— start of Input rows —

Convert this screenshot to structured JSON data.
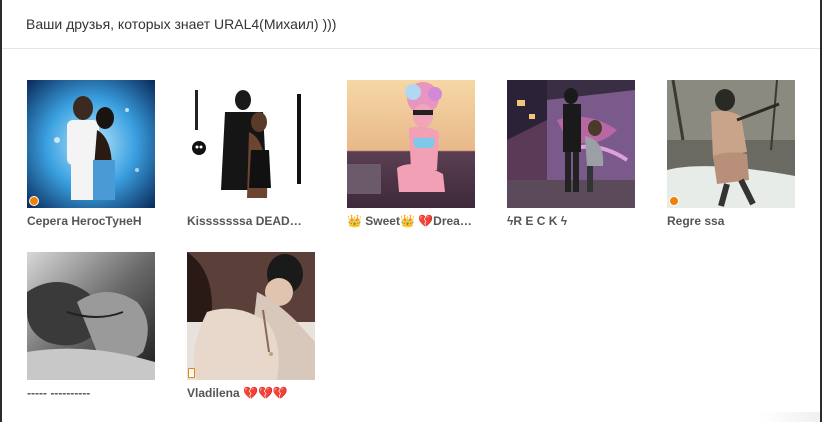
{
  "modal": {
    "title": "Ваши друзья, которых знает URAL4(Михаил) )))"
  },
  "friends": [
    {
      "name": "Серега НегосТунеН",
      "status": "online"
    },
    {
      "name": "Kisssssssa DEAD…",
      "status": "none"
    },
    {
      "name": "👑 Sweet👑 💔Dreams 💔",
      "status": "none"
    },
    {
      "name": "ϟR E C K ϟ",
      "status": "none"
    },
    {
      "name": "Regre ssa",
      "status": "online"
    },
    {
      "name": "----- ----------",
      "status": "none"
    },
    {
      "name": "Vladilena 💔💔💔",
      "status": "mobile"
    }
  ],
  "colors": {
    "online_indicator": "#ee8208",
    "name_text": "#555555",
    "title_text": "#333333"
  }
}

— end of Input rows —

#### Direction
Pictures don't belong in the copy. Restate all the entries exactly.

#### Result for this task
Convert this screenshot to structured JSON data.
{
  "modal": {
    "title": "Ваши друзья, которых знает URAL4(Михаил) )))"
  },
  "friends": [
    {
      "name": "Серега НегосТунеН",
      "status": "online"
    },
    {
      "name": "Kisssssssa DEAD…",
      "status": "none"
    },
    {
      "name": "👑 Sweet👑 💔Dreams 💔",
      "status": "none"
    },
    {
      "name": "ϟR E C K ϟ",
      "status": "none"
    },
    {
      "name": "Regre ssa",
      "status": "online"
    },
    {
      "name": "----- ----------",
      "status": "none"
    },
    {
      "name": "Vladilena 💔💔💔",
      "status": "mobile"
    }
  ],
  "colors": {
    "online_indicator": "#ee8208",
    "name_text": "#555555",
    "title_text": "#333333"
  }
}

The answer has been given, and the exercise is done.